### EXERCISE BRIEF
Locate the line containing "Type out the text in this image." in the data below. Reproduce it and every following line up to the end, exactly as given.

[Stored records]
::::::::

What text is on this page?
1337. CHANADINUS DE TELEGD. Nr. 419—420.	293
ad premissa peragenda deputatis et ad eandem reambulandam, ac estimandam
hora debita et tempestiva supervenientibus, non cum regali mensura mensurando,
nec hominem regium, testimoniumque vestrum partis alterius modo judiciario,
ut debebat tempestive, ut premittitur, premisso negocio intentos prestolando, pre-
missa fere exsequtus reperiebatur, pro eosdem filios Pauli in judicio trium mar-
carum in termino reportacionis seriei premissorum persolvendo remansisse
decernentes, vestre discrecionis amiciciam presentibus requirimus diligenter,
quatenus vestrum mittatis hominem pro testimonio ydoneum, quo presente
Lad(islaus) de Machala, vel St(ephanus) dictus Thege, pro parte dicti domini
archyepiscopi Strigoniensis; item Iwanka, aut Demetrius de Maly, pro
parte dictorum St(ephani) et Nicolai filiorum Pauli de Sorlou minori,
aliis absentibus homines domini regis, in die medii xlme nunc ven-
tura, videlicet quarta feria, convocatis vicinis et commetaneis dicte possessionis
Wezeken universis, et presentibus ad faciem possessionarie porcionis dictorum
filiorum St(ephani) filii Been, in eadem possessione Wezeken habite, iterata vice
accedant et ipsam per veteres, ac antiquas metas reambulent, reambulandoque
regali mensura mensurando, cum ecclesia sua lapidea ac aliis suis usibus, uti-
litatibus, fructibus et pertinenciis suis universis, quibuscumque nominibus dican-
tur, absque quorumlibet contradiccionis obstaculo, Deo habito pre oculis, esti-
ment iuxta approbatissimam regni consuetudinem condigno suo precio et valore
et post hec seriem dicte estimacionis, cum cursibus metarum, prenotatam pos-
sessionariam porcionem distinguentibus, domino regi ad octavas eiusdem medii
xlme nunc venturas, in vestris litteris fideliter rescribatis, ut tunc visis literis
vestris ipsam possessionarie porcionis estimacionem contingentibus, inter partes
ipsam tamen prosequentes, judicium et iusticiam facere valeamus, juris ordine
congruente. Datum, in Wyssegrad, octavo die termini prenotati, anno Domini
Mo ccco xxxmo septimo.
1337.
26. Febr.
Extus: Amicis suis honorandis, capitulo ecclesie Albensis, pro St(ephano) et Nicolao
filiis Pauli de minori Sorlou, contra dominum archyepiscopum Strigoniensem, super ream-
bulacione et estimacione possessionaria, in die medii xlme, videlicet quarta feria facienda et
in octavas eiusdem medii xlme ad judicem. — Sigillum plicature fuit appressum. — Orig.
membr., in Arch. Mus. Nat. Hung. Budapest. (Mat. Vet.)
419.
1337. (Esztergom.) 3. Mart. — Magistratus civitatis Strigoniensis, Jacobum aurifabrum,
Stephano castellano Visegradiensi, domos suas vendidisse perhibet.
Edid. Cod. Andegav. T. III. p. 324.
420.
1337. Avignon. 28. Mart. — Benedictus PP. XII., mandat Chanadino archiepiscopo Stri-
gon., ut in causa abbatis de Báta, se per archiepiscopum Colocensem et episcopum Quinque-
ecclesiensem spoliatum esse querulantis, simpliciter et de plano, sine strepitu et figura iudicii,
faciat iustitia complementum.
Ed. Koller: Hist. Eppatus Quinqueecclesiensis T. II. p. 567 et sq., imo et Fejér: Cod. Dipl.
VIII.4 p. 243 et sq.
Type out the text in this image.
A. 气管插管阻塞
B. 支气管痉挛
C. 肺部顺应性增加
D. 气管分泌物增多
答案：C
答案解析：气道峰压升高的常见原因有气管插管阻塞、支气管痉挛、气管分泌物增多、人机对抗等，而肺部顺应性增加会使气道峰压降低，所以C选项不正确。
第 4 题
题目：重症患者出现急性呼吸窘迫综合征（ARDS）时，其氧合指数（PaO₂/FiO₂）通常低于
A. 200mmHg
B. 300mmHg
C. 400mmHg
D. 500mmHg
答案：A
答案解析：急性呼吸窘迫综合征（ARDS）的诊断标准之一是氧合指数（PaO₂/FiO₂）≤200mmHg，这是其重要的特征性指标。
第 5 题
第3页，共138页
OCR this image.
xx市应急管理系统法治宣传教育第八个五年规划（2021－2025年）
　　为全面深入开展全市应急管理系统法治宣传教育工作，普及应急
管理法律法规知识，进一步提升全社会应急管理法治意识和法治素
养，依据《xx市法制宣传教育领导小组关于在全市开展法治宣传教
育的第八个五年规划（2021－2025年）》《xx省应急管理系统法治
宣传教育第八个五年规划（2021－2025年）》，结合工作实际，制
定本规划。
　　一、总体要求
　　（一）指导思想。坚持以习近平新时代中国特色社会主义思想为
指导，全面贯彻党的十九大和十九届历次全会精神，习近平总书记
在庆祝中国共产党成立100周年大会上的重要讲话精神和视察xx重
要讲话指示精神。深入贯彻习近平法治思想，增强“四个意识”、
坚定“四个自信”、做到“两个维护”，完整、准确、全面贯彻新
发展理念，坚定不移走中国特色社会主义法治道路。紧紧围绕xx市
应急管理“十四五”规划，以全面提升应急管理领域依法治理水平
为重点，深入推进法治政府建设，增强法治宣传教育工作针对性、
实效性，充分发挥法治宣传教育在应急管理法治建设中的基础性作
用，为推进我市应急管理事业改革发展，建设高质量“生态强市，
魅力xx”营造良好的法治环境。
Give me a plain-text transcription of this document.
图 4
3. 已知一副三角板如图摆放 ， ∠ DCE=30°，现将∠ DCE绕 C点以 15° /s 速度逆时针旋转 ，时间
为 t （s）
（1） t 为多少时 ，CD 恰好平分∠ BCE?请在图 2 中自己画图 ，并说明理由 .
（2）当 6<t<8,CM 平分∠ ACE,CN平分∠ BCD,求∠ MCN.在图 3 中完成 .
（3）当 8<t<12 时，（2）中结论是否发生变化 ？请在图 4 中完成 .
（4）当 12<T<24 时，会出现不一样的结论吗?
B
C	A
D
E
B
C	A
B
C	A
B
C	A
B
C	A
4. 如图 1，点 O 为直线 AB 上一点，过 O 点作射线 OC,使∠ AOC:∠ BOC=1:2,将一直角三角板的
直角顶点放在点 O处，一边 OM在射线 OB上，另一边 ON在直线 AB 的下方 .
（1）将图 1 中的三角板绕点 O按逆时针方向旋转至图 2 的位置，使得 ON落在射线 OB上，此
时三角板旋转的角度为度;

::::::::

### ANSWER TO THE EXERCISE
Type out the text in this image.
A. 气管插管阻塞
B. 支气管痉挛
C. 肺部顺应性增加
D. 气管分泌物增多
答案：C
答案解析：气道峰压升高的常见原因有气管插管阻塞、支气管痉挛、气管分泌物增多、人机对抗等，而肺部顺应性增加会使气道峰压降低，所以C选项不正确。
第 4 题
题目：重症患者出现急性呼吸窘迫综合征（ARDS）时，其氧合指数（PaO₂/FiO₂）通常低于
A. 200mmHg
B. 300mmHg
C. 400mmHg
D. 500mmHg
答案：A
答案解析：急性呼吸窘迫综合征（ARDS）的诊断标准之一是氧合指数（PaO₂/FiO₂）≤200mmHg，这是其重要的特征性指标。
第 5 题
第3页，共138页
OCR this image.
xx市应急管理系统法治宣传教育第八个五年规划（2021－2025年）
　　为全面深入开展全市应急管理系统法治宣传教育工作，普及应急
管理法律法规知识，进一步提升全社会应急管理法治意识和法治素
养，依据《xx市法制宣传教育领导小组关于在全市开展法治宣传教
育的第八个五年规划（2021－2025年）》《xx省应急管理系统法治
宣传教育第八个五年规划（2021－2025年）》，结合工作实际，制
定本规划。
　　一、总体要求
　　（一）指导思想。坚持以习近平新时代中国特色社会主义思想为
指导，全面贯彻党的十九大和十九届历次全会精神，习近平总书记
在庆祝中国共产党成立100周年大会上的重要讲话精神和视察xx重
要讲话指示精神。深入贯彻习近平法治思想，增强“四个意识”、
坚定“四个自信”、做到“两个维护”，完整、准确、全面贯彻新
发展理念，坚定不移走中国特色社会主义法治道路。紧紧围绕xx市
应急管理“十四五”规划，以全面提升应急管理领域依法治理水平
为重点，深入推进法治政府建设，增强法治宣传教育工作针对性、
实效性，充分发挥法治宣传教育在应急管理法治建设中的基础性作
用，为推进我市应急管理事业改革发展，建设高质量“生态强市，
魅力xx”营造良好的法治环境。
Give me a plain-text transcription of this document.
图 4
3. 已知一副三角板如图摆放 ， ∠ DCE=30°，现将∠ DCE绕 C点以 15° /s 速度逆时针旋转 ，时间
为 t （s）
（1） t 为多少时 ，CD 恰好平分∠ BCE?请在图 2 中自己画图 ，并说明理由 .
（2）当 6<t<8,CM 平分∠ ACE,CN平分∠ BCD,求∠ MCN.在图 3 中完成 .
（3）当 8<t<12 时，（2）中结论是否发生变化 ？请在图 4 中完成 .
（4）当 12<T<24 时，会出现不一样的结论吗?
B
C	A
D
E
B
C	A
B
C	A
B
C	A
B
C	A
4. 如图 1，点 O 为直线 AB 上一点，过 O 点作射线 OC,使∠ AOC:∠ BOC=1:2,将一直角三角板的
直角顶点放在点 O处，一边 OM在射线 OB上，另一边 ON在直线 AB 的下方 .
（1）将图 1 中的三角板绕点 O按逆时针方向旋转至图 2 的位置，使得 ON落在射线 OB上，此
时三角板旋转的角度为度;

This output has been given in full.